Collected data

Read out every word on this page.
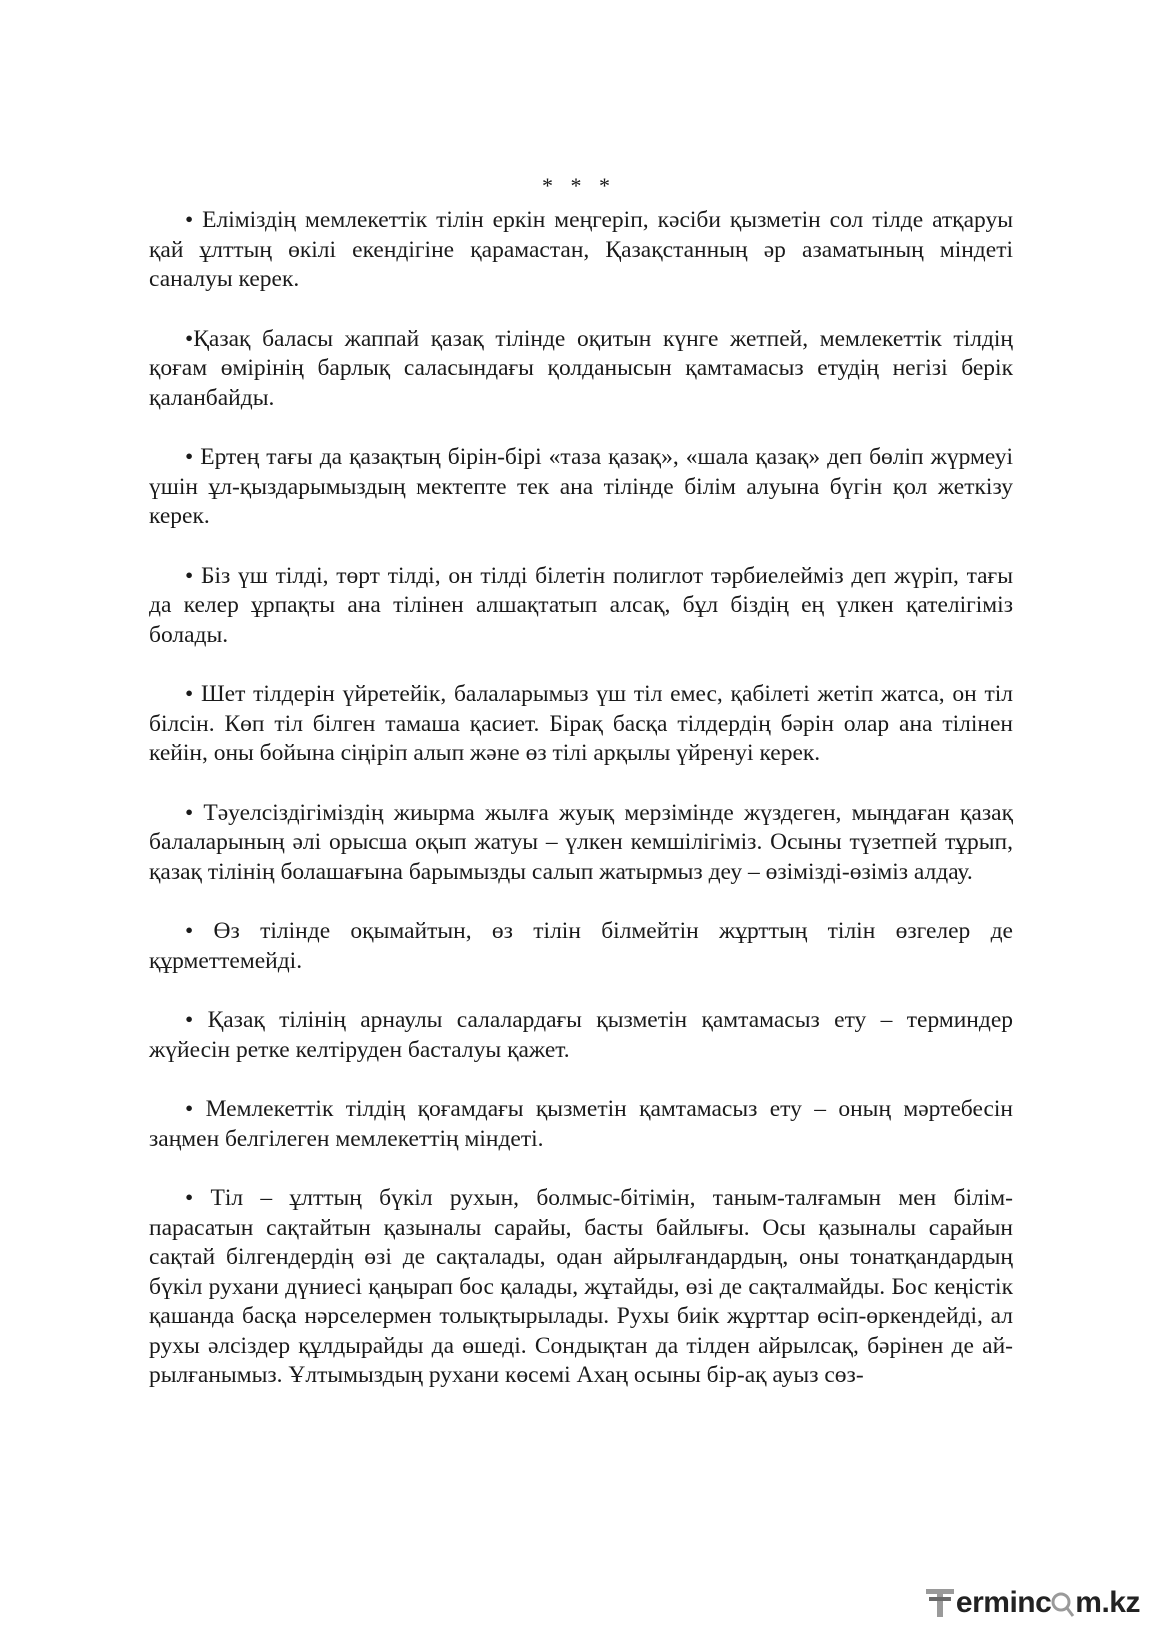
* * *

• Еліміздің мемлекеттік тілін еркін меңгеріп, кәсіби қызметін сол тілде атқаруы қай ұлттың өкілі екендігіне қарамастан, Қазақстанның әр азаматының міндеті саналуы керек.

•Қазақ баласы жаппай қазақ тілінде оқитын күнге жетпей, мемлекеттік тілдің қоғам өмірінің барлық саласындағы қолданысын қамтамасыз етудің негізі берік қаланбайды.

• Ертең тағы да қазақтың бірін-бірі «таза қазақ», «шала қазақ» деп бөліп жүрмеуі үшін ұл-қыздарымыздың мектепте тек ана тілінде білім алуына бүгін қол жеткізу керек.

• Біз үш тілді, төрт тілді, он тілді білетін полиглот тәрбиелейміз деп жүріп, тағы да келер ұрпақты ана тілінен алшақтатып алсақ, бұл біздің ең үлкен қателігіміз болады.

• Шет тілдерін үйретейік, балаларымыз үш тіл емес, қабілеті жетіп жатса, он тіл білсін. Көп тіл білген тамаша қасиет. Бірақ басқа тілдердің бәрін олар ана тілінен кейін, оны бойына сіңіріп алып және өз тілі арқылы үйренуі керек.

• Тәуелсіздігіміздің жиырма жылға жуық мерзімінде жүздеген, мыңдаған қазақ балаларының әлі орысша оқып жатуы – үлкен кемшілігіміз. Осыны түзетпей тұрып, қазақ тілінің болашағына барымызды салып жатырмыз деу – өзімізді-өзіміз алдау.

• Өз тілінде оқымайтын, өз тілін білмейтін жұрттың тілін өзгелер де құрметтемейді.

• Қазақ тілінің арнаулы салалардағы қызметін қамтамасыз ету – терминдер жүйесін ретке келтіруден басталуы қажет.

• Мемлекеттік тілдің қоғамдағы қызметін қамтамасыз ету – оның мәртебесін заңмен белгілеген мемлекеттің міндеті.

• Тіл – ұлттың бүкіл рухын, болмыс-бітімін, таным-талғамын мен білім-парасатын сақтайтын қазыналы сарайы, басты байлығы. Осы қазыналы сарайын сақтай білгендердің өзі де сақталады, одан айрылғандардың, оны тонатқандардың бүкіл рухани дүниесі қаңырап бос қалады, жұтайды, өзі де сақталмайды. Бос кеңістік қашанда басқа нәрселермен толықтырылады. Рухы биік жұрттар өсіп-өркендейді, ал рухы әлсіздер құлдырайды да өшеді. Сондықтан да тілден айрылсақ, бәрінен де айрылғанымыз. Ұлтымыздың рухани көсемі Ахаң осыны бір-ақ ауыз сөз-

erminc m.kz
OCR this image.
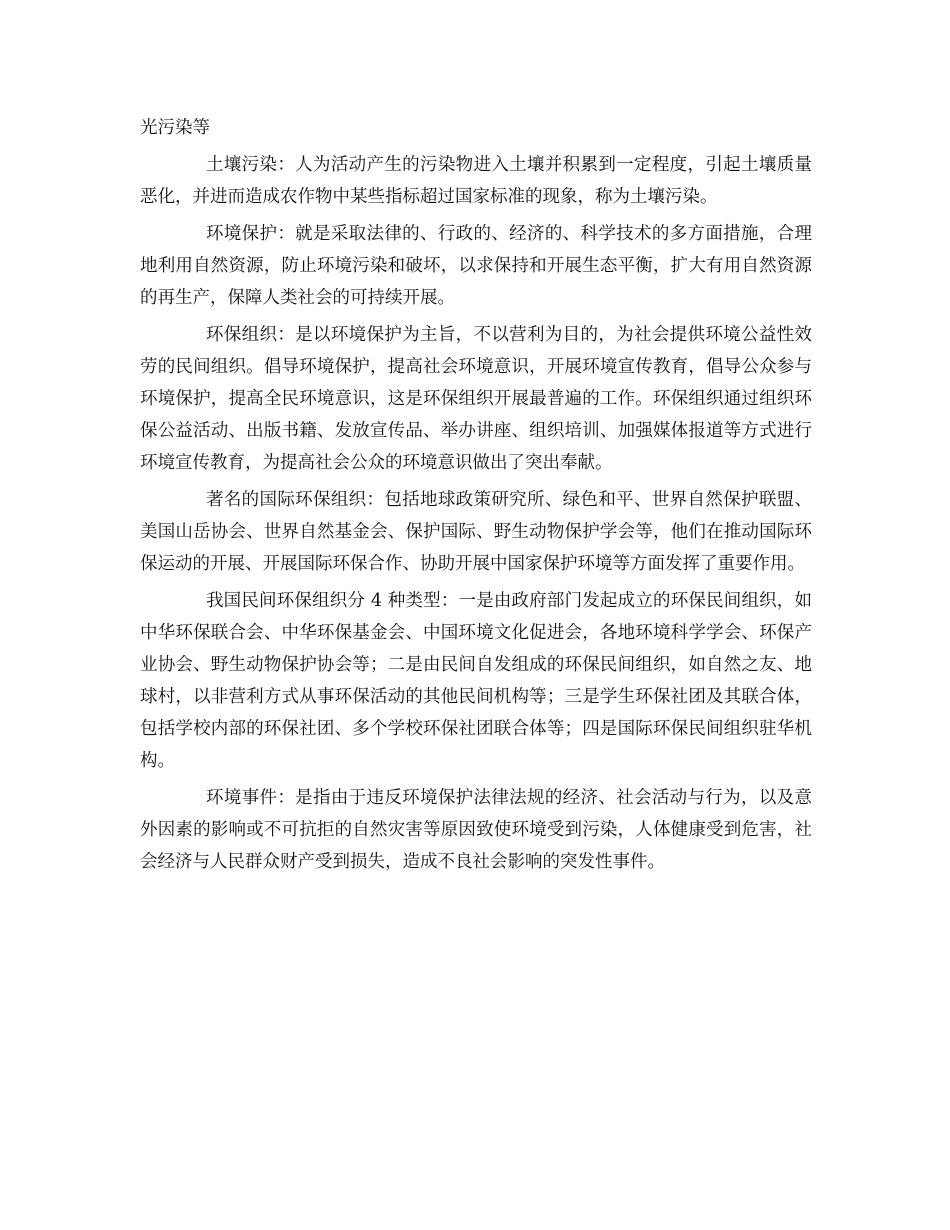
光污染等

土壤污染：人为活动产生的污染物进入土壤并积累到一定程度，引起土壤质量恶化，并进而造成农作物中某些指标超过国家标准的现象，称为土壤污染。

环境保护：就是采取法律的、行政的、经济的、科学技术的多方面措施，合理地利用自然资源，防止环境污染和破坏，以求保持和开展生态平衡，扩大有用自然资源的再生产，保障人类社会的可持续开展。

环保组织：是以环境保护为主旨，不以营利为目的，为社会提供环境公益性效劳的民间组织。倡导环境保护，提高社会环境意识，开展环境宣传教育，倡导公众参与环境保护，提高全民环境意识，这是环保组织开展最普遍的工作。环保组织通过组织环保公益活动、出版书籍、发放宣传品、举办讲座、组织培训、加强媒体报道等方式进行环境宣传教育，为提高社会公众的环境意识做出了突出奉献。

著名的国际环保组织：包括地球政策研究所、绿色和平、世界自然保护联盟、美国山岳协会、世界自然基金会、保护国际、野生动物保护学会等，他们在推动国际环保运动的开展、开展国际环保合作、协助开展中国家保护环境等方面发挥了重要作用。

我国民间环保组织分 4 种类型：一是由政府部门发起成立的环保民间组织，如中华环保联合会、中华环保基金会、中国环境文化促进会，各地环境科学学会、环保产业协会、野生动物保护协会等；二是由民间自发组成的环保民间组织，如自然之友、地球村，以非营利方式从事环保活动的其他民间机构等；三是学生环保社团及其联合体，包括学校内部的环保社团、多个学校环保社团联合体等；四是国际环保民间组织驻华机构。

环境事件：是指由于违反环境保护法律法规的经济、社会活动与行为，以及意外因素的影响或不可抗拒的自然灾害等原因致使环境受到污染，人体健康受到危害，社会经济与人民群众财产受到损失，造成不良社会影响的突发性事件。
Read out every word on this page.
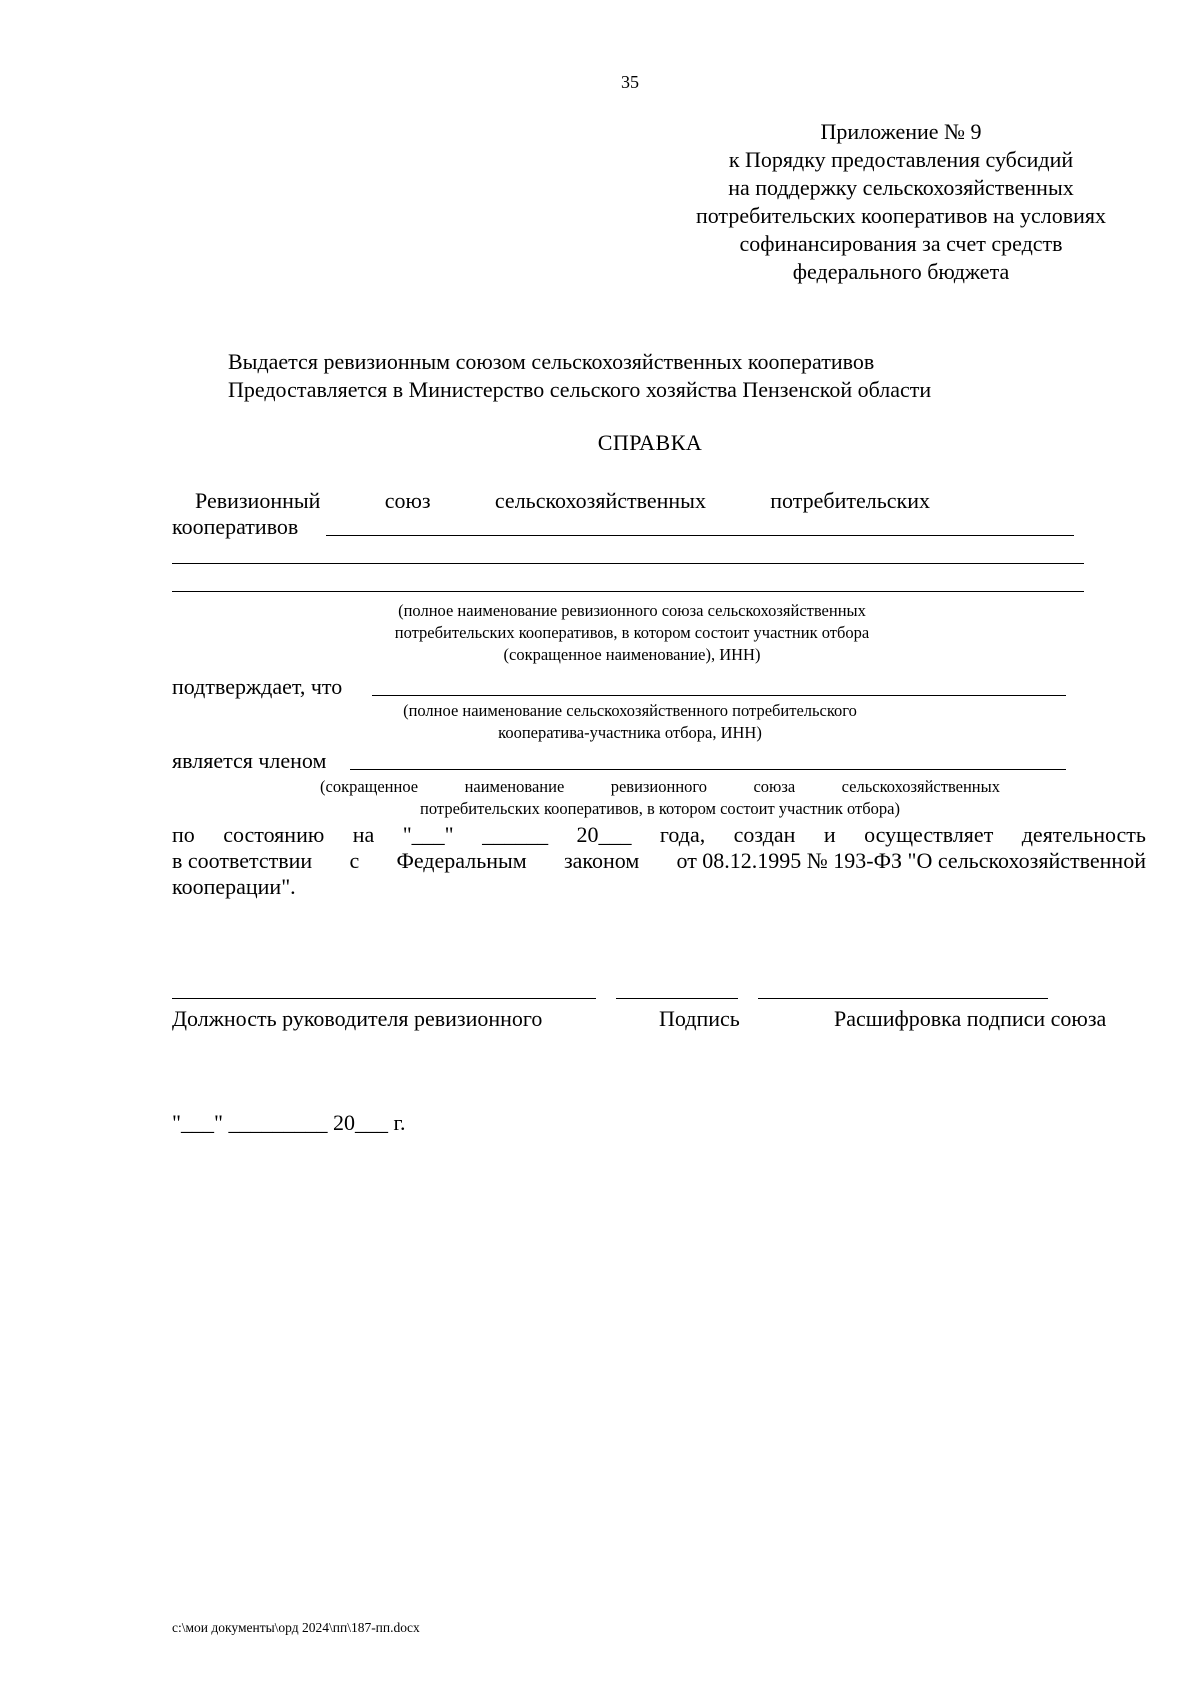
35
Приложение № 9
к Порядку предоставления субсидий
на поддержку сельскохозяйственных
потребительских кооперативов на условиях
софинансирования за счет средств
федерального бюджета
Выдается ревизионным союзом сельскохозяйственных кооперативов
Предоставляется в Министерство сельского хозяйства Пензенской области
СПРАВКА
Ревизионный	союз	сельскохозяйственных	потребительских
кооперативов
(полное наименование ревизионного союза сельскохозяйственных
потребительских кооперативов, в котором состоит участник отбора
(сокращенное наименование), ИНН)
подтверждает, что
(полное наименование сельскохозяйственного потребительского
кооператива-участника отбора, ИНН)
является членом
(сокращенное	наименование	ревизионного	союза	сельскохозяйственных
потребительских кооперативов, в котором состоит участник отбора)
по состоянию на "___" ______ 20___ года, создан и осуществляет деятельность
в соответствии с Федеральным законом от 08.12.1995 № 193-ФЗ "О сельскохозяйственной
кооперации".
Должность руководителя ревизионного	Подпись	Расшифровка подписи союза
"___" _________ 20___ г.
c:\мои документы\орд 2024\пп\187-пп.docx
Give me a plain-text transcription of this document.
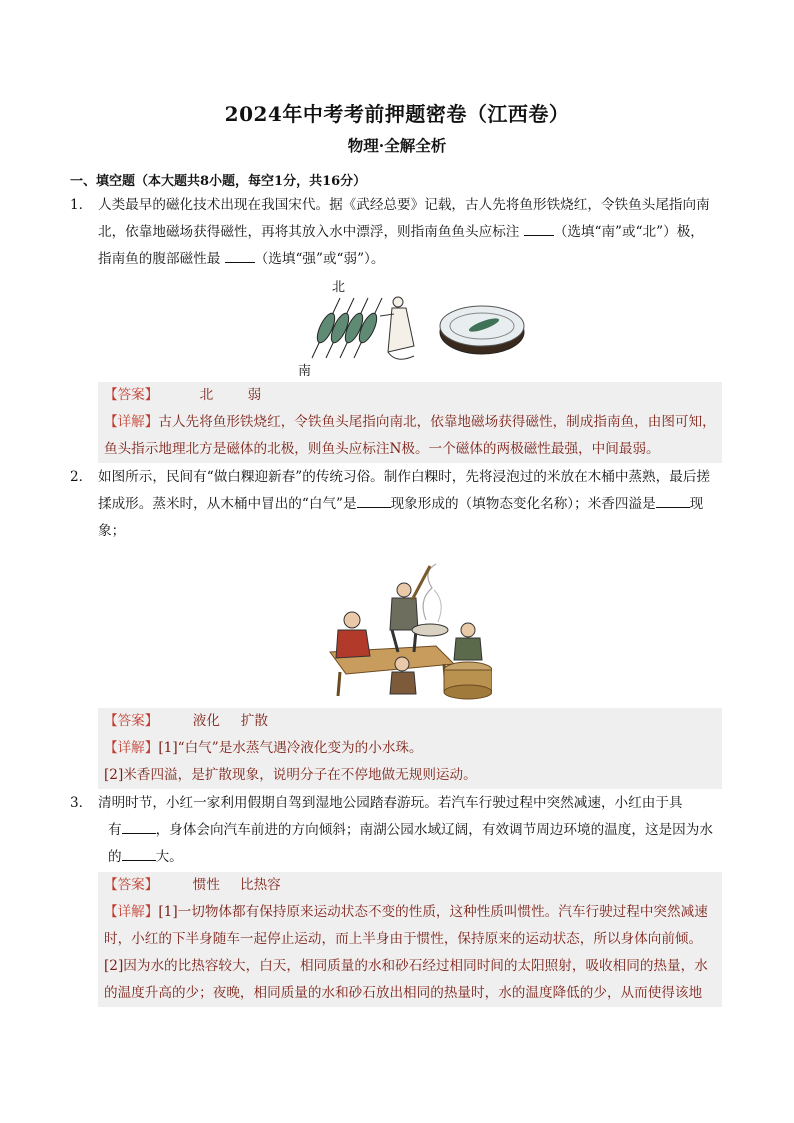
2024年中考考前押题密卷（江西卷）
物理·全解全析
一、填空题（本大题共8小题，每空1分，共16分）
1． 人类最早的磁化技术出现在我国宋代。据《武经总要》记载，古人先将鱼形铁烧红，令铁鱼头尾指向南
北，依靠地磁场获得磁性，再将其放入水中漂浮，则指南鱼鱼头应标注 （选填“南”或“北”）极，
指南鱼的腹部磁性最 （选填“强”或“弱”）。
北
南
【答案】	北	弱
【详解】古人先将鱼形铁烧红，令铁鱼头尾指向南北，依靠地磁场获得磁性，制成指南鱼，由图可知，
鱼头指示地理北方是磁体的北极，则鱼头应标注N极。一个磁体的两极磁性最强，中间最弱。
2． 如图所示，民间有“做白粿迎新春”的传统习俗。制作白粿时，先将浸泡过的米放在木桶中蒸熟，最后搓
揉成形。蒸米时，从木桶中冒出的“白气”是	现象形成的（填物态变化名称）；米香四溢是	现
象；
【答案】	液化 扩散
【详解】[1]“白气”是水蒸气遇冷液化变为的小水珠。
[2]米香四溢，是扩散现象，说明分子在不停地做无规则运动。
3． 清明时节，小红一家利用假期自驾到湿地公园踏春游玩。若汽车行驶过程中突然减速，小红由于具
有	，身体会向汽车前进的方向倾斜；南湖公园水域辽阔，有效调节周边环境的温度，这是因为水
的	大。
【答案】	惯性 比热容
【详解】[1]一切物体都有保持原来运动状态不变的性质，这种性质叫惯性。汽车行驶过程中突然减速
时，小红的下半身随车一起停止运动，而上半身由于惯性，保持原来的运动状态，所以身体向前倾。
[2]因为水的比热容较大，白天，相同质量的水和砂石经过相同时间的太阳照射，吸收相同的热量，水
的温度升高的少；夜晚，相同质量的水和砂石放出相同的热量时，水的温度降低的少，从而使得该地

# What needs to be done
Search the preceding listing for "тілінде" and extract every line where it is found.

# Written solution
•Қазақ баласы жаппай қазақ тілінде оқитын күнге жетпей, мемлекеттік тілдің қоғам өмірінің барлық саласындағы қолданысын қамтамасыз етудің негізі берік қаланбайды.
• Ертең тағы да қазақтың бірін-бірі «таза қазақ», «шала қазақ» деп бөліп жүрмеуі үшін ұл-қыздарымыздың мектепте тек ана тілінде білім алуына бүгін қол жеткізу керек.
• Өз тілінде оқымайтын, өз тілін білмейтін жұрттың тілін өзгелер де құрметтемейді.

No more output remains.